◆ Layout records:
————————

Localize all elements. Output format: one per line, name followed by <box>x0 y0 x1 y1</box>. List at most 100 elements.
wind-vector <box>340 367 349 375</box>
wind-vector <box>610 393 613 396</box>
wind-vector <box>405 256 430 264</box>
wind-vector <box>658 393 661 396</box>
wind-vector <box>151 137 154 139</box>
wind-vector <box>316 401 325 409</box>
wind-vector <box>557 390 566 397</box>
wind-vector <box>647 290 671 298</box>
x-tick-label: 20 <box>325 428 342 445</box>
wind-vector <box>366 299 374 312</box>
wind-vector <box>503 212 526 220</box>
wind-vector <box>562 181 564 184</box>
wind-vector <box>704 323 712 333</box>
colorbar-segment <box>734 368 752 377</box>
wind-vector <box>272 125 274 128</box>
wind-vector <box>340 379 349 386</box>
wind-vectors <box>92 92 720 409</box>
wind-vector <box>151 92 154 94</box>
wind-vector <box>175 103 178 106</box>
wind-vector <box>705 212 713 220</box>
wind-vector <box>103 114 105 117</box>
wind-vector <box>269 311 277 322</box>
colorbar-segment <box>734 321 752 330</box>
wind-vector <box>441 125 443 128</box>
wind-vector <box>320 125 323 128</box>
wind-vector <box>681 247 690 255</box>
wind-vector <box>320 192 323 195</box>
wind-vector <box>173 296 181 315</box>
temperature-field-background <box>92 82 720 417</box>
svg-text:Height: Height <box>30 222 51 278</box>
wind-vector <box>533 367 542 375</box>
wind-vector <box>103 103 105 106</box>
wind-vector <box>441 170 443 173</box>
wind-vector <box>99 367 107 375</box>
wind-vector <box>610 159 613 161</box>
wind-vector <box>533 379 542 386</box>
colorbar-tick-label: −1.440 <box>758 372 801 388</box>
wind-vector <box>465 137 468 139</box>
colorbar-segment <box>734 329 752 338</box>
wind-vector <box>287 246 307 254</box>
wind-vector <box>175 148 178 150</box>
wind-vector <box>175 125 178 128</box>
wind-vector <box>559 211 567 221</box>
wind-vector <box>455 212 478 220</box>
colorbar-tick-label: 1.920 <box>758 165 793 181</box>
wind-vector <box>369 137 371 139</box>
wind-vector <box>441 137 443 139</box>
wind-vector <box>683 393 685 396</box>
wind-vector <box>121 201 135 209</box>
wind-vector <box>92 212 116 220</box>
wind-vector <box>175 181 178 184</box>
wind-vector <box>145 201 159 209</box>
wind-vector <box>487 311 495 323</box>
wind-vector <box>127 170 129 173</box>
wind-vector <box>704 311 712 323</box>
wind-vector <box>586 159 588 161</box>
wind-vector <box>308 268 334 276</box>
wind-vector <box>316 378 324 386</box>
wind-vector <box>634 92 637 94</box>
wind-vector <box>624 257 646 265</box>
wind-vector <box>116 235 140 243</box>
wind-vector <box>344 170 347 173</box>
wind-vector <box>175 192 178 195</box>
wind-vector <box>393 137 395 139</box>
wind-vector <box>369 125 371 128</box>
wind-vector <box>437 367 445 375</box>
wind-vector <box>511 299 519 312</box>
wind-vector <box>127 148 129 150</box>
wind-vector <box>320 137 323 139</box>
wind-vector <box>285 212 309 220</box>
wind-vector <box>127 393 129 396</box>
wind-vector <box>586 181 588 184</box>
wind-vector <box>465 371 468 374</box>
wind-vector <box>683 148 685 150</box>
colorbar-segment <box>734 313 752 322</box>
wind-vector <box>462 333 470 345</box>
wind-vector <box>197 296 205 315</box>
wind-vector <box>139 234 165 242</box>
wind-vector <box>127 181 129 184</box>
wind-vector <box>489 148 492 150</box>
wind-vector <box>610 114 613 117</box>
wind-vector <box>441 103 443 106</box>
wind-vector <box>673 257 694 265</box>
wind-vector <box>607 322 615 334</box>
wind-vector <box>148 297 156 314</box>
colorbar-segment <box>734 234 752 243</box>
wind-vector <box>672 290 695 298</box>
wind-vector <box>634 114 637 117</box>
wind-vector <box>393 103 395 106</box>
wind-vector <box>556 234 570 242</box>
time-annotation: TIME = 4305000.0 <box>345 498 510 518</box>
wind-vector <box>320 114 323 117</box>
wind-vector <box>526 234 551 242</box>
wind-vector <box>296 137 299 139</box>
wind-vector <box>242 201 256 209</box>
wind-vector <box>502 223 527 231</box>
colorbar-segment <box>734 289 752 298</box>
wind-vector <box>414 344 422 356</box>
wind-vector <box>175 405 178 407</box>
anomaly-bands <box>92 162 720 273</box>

————————

◆ DIRECTIVE:
Could you rewrite the records above with "legend-swatch" in place of every "colorbar-segment", leaving everything else unchanged?

◆ FINAL RESULT:
Localize all elements. Output format: one per line, name followed by <box>x0 y0 x1 y1</box>. List at most 100 elements.
wind-vector <box>340 367 349 375</box>
wind-vector <box>610 393 613 396</box>
wind-vector <box>405 256 430 264</box>
wind-vector <box>658 393 661 396</box>
wind-vector <box>151 137 154 139</box>
wind-vector <box>316 401 325 409</box>
wind-vector <box>557 390 566 397</box>
wind-vector <box>647 290 671 298</box>
x-tick-label: 20 <box>325 428 342 445</box>
wind-vector <box>366 299 374 312</box>
wind-vector <box>503 212 526 220</box>
wind-vector <box>562 181 564 184</box>
wind-vector <box>704 323 712 333</box>
legend-swatch <box>734 368 752 377</box>
wind-vector <box>272 125 274 128</box>
wind-vector <box>340 379 349 386</box>
wind-vectors <box>92 92 720 409</box>
wind-vector <box>151 92 154 94</box>
wind-vector <box>175 103 178 106</box>
wind-vector <box>705 212 713 220</box>
wind-vector <box>103 114 105 117</box>
wind-vector <box>269 311 277 322</box>
legend-swatch <box>734 321 752 330</box>
wind-vector <box>441 125 443 128</box>
wind-vector <box>320 125 323 128</box>
wind-vector <box>681 247 690 255</box>
wind-vector <box>320 192 323 195</box>
wind-vector <box>173 296 181 315</box>
temperature-field-background <box>92 82 720 417</box>
svg-text:Height: Height <box>30 222 51 278</box>
wind-vector <box>533 367 542 375</box>
wind-vector <box>103 103 105 106</box>
wind-vector <box>441 170 443 173</box>
wind-vector <box>99 367 107 375</box>
wind-vector <box>610 159 613 161</box>
wind-vector <box>533 379 542 386</box>
colorbar-tick-label: −1.440 <box>758 372 801 388</box>
wind-vector <box>465 137 468 139</box>
legend-swatch <box>734 329 752 338</box>
wind-vector <box>287 246 307 254</box>
wind-vector <box>175 148 178 150</box>
wind-vector <box>175 125 178 128</box>
wind-vector <box>559 211 567 221</box>
wind-vector <box>455 212 478 220</box>
colorbar-tick-label: 1.920 <box>758 165 793 181</box>
wind-vector <box>369 137 371 139</box>
wind-vector <box>441 137 443 139</box>
wind-vector <box>683 393 685 396</box>
wind-vector <box>121 201 135 209</box>
wind-vector <box>92 212 116 220</box>
wind-vector <box>175 181 178 184</box>
wind-vector <box>145 201 159 209</box>
wind-vector <box>487 311 495 323</box>
wind-vector <box>127 170 129 173</box>
wind-vector <box>704 311 712 323</box>
wind-vector <box>586 159 588 161</box>
wind-vector <box>308 268 334 276</box>
wind-vector <box>316 378 324 386</box>
wind-vector <box>634 92 637 94</box>
wind-vector <box>624 257 646 265</box>
wind-vector <box>116 235 140 243</box>
wind-vector <box>344 170 347 173</box>
wind-vector <box>175 192 178 195</box>
wind-vector <box>393 137 395 139</box>
wind-vector <box>369 125 371 128</box>
wind-vector <box>437 367 445 375</box>
wind-vector <box>511 299 519 312</box>
wind-vector <box>127 148 129 150</box>
wind-vector <box>320 137 323 139</box>
wind-vector <box>285 212 309 220</box>
wind-vector <box>127 393 129 396</box>
wind-vector <box>586 181 588 184</box>
wind-vector <box>465 371 468 374</box>
wind-vector <box>683 148 685 150</box>
legend-swatch <box>734 313 752 322</box>
wind-vector <box>462 333 470 345</box>
wind-vector <box>197 296 205 315</box>
wind-vector <box>139 234 165 242</box>
wind-vector <box>127 181 129 184</box>
wind-vector <box>489 148 492 150</box>
wind-vector <box>610 114 613 117</box>
wind-vector <box>441 103 443 106</box>
wind-vector <box>673 257 694 265</box>
wind-vector <box>607 322 615 334</box>
wind-vector <box>148 297 156 314</box>
legend-swatch <box>734 234 752 243</box>
wind-vector <box>672 290 695 298</box>
wind-vector <box>634 114 637 117</box>
wind-vector <box>393 103 395 106</box>
wind-vector <box>556 234 570 242</box>
time-annotation: TIME = 4305000.0 <box>345 498 510 518</box>
wind-vector <box>320 114 323 117</box>
wind-vector <box>526 234 551 242</box>
wind-vector <box>296 137 299 139</box>
wind-vector <box>242 201 256 209</box>
wind-vector <box>502 223 527 231</box>
legend-swatch <box>734 289 752 298</box>
wind-vector <box>414 344 422 356</box>
wind-vector <box>175 405 178 407</box>
anomaly-bands <box>92 162 720 273</box>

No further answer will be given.